§ **Dataset rows**
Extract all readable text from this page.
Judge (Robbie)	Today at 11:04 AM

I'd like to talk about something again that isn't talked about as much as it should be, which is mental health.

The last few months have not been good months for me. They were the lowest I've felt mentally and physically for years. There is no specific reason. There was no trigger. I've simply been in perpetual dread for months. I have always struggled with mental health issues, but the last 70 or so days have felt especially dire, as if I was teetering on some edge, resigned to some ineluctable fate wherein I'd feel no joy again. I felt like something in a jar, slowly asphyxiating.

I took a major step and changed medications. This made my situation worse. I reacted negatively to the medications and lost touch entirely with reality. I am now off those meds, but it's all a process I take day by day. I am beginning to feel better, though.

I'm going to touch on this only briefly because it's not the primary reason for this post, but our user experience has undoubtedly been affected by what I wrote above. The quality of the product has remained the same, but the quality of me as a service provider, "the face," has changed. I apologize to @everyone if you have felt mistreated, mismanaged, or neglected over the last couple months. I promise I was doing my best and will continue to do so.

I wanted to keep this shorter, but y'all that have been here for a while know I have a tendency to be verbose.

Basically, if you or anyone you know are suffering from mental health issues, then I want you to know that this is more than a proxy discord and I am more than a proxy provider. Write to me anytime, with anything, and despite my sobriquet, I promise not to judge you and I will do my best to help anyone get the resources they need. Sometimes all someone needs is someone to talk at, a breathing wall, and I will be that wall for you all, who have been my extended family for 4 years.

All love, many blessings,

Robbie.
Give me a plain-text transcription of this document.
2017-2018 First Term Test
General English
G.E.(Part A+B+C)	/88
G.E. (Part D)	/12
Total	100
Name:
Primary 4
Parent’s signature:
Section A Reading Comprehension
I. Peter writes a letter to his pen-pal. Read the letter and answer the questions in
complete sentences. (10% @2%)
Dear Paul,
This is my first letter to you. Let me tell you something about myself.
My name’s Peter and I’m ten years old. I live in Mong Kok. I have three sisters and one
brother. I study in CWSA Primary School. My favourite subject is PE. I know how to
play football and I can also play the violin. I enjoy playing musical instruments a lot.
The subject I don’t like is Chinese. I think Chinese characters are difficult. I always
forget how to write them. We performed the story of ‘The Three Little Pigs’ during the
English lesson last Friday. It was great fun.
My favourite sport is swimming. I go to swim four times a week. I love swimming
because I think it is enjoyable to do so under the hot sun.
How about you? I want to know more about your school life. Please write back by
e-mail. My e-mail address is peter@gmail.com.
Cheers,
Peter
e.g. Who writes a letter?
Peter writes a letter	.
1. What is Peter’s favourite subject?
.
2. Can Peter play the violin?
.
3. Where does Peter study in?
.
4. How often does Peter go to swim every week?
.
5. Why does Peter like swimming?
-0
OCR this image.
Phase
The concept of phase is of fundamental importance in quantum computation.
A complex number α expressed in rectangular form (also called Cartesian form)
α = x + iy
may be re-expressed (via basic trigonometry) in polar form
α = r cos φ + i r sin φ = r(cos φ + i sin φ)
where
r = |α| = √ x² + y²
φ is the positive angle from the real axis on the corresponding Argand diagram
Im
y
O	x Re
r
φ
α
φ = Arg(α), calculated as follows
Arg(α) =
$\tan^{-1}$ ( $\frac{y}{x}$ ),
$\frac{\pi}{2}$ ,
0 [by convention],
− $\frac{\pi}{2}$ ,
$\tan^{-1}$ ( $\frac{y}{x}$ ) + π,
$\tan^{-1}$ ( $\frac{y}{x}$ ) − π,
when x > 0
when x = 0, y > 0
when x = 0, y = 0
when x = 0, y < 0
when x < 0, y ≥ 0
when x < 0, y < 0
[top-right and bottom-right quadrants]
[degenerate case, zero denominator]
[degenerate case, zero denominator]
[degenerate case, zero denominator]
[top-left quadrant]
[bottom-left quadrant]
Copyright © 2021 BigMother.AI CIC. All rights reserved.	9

§ **What to work on**
Go through the data and return every record exactly.

§ **The solution**
Extract all readable text from this page.
Judge (Robbie)	Today at 11:04 AM

I'd like to talk about something again that isn't talked about as much as it should be, which is mental health.

The last few months have not been good months for me. They were the lowest I've felt mentally and physically for years. There is no specific reason. There was no trigger. I've simply been in perpetual dread for months. I have always struggled with mental health issues, but the last 70 or so days have felt especially dire, as if I was teetering on some edge, resigned to some ineluctable fate wherein I'd feel no joy again. I felt like something in a jar, slowly asphyxiating.

I took a major step and changed medications. This made my situation worse. I reacted negatively to the medications and lost touch entirely with reality. I am now off those meds, but it's all a process I take day by day. I am beginning to feel better, though.

I'm going to touch on this only briefly because it's not the primary reason for this post, but our user experience has undoubtedly been affected by what I wrote above. The quality of the product has remained the same, but the quality of me as a service provider, "the face," has changed. I apologize to @everyone if you have felt mistreated, mismanaged, or neglected over the last couple months. I promise I was doing my best and will continue to do so.

I wanted to keep this shorter, but y'all that have been here for a while know I have a tendency to be verbose.

Basically, if you or anyone you know are suffering from mental health issues, then I want you to know that this is more than a proxy discord and I am more than a proxy provider. Write to me anytime, with anything, and despite my sobriquet, I promise not to judge you and I will do my best to help anyone get the resources they need. Sometimes all someone needs is someone to talk at, a breathing wall, and I will be that wall for you all, who have been my extended family for 4 years.

All love, many blessings,

Robbie.
Give me a plain-text transcription of this document.
2017-2018 First Term Test
General English
G.E.(Part A+B+C)	/88
G.E. (Part D)	/12
Total	100
Name:
Primary 4
Parent’s signature:
Section A Reading Comprehension
I. Peter writes a letter to his pen-pal. Read the letter and answer the questions in
complete sentences. (10% @2%)
Dear Paul,
This is my first letter to you. Let me tell you something about myself.
My name’s Peter and I’m ten years old. I live in Mong Kok. I have three sisters and one
brother. I study in CWSA Primary School. My favourite subject is PE. I know how to
play football and I can also play the violin. I enjoy playing musical instruments a lot.
The subject I don’t like is Chinese. I think Chinese characters are difficult. I always
forget how to write them. We performed the story of ‘The Three Little Pigs’ during the
English lesson last Friday. It was great fun.
My favourite sport is swimming. I go to swim four times a week. I love swimming
because I think it is enjoyable to do so under the hot sun.
How about you? I want to know more about your school life. Please write back by
e-mail. My e-mail address is peter@gmail.com.
Cheers,
Peter
e.g. Who writes a letter?
Peter writes a letter	.
1. What is Peter’s favourite subject?
.
2. Can Peter play the violin?
.
3. Where does Peter study in?
.
4. How often does Peter go to swim every week?
.
5. Why does Peter like swimming?
-0
OCR this image.
Phase
The concept of phase is of fundamental importance in quantum computation.
A complex number α expressed in rectangular form (also called Cartesian form)
α = x + iy
may be re-expressed (via basic trigonometry) in polar form
α = r cos φ + i r sin φ = r(cos φ + i sin φ)
where
r = |α| = √ x² + y²
φ is the positive angle from the real axis on the corresponding Argand diagram
Im
y
O	x Re
r
φ
α
φ = Arg(α), calculated as follows
Arg(α) =
$\tan^{-1}$ ( $\frac{y}{x}$ ),
$\frac{\pi}{2}$ ,
0 [by convention],
− $\frac{\pi}{2}$ ,
$\tan^{-1}$ ( $\frac{y}{x}$ ) + π,
$\tan^{-1}$ ( $\frac{y}{x}$ ) − π,
when x > 0
when x = 0, y > 0
when x = 0, y = 0
when x = 0, y < 0
when x < 0, y ≥ 0
when x < 0, y < 0
[top-right and bottom-right quadrants]
[degenerate case, zero denominator]
[degenerate case, zero denominator]
[degenerate case, zero denominator]
[top-left quadrant]
[bottom-left quadrant]
Copyright © 2021 BigMother.AI CIC. All rights reserved.	9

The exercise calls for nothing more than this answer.